Data items
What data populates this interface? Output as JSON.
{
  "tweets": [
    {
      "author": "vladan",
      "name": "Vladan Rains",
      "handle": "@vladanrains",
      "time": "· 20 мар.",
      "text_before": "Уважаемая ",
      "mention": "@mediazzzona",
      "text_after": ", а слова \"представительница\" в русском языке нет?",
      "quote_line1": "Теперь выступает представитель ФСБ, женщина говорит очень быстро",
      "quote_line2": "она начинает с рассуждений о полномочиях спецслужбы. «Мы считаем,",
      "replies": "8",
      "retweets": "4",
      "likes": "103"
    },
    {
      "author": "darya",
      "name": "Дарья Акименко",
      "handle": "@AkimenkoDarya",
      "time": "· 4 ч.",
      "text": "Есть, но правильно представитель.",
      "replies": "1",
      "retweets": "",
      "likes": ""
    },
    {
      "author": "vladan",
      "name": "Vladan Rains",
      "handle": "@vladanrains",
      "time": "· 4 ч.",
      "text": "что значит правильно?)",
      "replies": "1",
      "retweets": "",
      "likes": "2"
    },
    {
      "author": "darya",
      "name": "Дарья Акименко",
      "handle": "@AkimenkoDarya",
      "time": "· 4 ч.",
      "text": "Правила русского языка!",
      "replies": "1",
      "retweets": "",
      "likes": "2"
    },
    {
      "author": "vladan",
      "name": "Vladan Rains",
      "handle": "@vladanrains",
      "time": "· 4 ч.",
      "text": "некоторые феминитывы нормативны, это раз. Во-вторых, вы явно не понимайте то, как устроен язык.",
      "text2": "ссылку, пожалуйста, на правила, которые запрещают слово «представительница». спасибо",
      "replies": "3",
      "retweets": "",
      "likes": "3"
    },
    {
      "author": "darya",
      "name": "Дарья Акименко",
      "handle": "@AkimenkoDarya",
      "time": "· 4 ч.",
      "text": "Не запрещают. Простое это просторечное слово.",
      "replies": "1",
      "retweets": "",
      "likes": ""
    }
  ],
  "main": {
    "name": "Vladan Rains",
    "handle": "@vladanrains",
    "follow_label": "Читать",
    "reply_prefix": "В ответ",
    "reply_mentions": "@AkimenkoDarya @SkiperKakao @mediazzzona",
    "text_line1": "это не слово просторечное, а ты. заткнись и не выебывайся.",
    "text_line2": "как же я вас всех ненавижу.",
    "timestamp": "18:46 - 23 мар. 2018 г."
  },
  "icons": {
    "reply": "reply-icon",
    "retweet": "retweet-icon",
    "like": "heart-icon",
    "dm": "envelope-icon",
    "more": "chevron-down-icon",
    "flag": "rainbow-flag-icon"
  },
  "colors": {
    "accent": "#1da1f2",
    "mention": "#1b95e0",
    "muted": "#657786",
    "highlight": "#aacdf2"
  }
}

=== WHAT YOU HAVE TO DO ===
Copy every line in the listing above where the string "просторечное" turns up.

=== CORRECT RESULT ===
      "text": "Не запрещают. Простое это просторечное слово.",
    "text_line1": "это не слово просторечное, а ты. заткнись и не выебывайся.",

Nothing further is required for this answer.